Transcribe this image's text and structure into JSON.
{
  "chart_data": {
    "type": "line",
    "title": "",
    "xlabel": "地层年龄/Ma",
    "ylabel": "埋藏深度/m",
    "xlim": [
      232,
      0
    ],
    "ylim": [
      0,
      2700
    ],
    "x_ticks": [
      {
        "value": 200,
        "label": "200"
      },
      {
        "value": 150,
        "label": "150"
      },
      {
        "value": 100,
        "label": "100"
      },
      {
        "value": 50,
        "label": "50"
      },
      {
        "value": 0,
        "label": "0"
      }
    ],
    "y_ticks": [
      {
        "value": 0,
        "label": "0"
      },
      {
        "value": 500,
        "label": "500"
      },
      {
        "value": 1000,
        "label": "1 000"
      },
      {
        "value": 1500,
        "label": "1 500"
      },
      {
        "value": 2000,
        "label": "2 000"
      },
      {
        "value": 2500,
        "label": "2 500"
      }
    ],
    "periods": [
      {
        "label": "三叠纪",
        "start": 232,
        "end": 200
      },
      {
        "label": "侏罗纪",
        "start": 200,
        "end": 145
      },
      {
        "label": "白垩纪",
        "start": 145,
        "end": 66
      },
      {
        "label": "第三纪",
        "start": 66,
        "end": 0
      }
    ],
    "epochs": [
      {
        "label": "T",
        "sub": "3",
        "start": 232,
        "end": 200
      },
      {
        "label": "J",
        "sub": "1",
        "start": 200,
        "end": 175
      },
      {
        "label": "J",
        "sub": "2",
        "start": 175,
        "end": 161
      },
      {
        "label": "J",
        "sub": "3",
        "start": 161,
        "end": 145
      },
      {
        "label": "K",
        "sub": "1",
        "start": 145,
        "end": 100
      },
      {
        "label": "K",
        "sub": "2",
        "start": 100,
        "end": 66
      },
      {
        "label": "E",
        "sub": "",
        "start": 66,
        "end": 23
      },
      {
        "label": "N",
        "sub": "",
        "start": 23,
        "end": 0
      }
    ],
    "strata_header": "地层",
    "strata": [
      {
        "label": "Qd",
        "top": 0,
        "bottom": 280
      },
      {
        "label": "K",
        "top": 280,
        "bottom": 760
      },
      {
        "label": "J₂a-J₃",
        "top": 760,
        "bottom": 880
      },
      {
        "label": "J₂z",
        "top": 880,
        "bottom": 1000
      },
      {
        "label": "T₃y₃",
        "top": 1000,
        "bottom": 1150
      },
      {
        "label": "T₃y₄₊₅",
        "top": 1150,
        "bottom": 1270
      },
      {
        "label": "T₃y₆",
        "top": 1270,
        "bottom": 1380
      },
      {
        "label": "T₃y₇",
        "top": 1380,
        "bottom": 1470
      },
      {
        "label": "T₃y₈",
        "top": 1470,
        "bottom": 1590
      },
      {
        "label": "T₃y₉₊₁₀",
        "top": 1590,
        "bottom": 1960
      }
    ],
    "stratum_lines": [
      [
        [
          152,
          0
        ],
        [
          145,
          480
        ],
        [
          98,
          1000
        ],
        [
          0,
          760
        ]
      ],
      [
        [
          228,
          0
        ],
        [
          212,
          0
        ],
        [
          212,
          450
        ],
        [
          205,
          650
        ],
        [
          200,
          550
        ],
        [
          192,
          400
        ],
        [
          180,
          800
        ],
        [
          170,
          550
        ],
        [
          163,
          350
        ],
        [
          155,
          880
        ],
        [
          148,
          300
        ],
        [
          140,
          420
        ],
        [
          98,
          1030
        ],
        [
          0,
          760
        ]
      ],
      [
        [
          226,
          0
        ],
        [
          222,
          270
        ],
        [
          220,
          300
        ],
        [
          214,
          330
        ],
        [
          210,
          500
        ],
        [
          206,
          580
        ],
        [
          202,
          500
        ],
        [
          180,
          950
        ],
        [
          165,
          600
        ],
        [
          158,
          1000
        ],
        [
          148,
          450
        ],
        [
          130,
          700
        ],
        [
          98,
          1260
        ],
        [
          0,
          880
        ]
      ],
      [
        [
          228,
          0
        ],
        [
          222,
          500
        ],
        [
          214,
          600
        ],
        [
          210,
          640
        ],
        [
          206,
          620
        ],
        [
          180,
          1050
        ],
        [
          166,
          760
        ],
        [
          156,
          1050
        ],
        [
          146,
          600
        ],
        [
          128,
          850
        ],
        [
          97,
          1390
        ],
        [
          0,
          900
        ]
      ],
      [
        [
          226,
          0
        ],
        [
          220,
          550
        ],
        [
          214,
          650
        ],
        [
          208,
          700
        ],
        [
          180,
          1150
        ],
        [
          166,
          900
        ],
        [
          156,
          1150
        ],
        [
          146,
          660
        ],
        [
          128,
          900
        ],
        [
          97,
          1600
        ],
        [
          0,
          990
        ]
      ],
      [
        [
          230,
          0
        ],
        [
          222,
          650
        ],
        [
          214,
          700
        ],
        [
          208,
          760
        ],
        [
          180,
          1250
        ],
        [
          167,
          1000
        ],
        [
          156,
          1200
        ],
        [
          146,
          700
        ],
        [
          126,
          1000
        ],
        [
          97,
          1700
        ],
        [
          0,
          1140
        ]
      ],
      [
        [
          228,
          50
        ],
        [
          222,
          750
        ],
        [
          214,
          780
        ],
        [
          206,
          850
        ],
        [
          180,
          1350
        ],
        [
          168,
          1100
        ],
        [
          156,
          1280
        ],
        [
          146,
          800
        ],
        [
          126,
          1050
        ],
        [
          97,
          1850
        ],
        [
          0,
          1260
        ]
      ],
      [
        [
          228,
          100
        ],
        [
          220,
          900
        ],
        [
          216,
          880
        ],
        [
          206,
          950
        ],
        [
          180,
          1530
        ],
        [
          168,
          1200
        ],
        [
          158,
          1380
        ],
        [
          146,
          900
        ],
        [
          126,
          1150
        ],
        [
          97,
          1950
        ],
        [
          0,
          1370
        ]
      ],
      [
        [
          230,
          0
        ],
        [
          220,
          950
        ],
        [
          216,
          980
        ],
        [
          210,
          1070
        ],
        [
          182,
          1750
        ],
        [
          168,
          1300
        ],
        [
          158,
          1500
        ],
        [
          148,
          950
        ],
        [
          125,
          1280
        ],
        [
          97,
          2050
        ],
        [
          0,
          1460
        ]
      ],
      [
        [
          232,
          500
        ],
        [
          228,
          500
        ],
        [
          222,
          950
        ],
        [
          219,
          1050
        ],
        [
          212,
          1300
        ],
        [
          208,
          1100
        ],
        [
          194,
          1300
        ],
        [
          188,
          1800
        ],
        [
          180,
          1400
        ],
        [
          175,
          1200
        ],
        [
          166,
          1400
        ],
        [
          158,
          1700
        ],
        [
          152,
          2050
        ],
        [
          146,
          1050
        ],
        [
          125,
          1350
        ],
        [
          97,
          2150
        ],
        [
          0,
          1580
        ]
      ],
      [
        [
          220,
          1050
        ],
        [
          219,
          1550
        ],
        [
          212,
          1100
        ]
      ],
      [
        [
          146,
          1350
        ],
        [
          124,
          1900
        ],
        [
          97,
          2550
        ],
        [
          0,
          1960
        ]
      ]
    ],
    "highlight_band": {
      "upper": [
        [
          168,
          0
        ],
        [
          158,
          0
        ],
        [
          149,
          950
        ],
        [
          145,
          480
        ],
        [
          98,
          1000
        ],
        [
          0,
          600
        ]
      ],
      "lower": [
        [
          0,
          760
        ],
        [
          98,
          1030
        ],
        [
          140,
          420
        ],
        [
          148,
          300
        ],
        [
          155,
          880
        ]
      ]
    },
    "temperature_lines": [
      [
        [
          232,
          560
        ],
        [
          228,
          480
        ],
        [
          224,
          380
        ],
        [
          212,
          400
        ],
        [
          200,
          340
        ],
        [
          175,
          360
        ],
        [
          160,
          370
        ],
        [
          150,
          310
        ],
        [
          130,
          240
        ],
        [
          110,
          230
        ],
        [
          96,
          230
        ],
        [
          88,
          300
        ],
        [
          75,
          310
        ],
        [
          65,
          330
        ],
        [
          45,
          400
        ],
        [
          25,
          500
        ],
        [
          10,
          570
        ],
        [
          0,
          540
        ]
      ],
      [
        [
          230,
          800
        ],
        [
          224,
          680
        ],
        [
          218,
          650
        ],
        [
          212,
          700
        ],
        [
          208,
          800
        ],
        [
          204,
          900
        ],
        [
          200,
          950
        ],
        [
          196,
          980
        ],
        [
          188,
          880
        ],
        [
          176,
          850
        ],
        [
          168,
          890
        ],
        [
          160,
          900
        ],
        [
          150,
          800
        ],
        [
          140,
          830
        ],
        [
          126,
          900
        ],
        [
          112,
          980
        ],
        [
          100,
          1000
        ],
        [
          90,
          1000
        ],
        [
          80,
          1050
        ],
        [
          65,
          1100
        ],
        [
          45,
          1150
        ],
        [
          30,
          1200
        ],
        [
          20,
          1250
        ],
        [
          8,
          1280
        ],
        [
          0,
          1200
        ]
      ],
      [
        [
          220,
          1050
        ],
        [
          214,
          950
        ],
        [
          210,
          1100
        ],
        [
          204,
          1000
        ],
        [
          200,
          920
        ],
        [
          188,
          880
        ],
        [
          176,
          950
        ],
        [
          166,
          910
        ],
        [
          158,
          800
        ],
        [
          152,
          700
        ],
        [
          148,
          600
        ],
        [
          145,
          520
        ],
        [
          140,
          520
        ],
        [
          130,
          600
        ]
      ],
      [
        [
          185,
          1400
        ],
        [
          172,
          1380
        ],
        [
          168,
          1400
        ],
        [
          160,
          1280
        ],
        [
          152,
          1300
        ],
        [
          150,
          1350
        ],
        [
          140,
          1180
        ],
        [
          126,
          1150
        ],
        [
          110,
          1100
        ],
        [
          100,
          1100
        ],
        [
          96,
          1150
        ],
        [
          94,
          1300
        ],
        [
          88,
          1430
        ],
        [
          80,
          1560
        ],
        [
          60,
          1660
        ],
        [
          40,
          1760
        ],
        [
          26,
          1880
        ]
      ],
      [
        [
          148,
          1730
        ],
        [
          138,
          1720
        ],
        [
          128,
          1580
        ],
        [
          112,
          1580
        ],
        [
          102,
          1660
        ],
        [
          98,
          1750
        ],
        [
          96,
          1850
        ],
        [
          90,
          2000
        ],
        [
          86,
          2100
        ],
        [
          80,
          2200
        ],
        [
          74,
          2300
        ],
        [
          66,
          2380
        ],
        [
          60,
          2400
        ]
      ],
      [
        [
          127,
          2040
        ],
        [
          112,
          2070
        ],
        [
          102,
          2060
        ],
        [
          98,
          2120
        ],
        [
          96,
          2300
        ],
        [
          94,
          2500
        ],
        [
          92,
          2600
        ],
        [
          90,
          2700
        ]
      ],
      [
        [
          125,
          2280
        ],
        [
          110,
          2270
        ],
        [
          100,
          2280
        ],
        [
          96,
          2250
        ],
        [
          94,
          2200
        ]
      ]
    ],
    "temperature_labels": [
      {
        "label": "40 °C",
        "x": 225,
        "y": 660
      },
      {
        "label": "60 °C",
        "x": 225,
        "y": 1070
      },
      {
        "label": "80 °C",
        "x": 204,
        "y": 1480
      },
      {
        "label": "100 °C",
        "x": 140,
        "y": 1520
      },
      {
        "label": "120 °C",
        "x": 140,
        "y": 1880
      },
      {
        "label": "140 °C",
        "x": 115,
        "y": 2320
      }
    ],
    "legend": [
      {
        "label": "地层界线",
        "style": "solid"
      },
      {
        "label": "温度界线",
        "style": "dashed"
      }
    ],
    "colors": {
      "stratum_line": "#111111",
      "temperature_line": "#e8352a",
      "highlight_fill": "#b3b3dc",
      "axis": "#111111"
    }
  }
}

━━━

▸ REQUIREMENT
From the records, copy every line that has the string "bottom" in it.

▸ TASK OUTPUT
        "bottom": 280
        "bottom": 760
        "bottom": 880
        "bottom": 1000
        "bottom": 1150
        "bottom": 1270
        "bottom": 1380
        "bottom": 1470
        "bottom": 1590
        "bottom": 1960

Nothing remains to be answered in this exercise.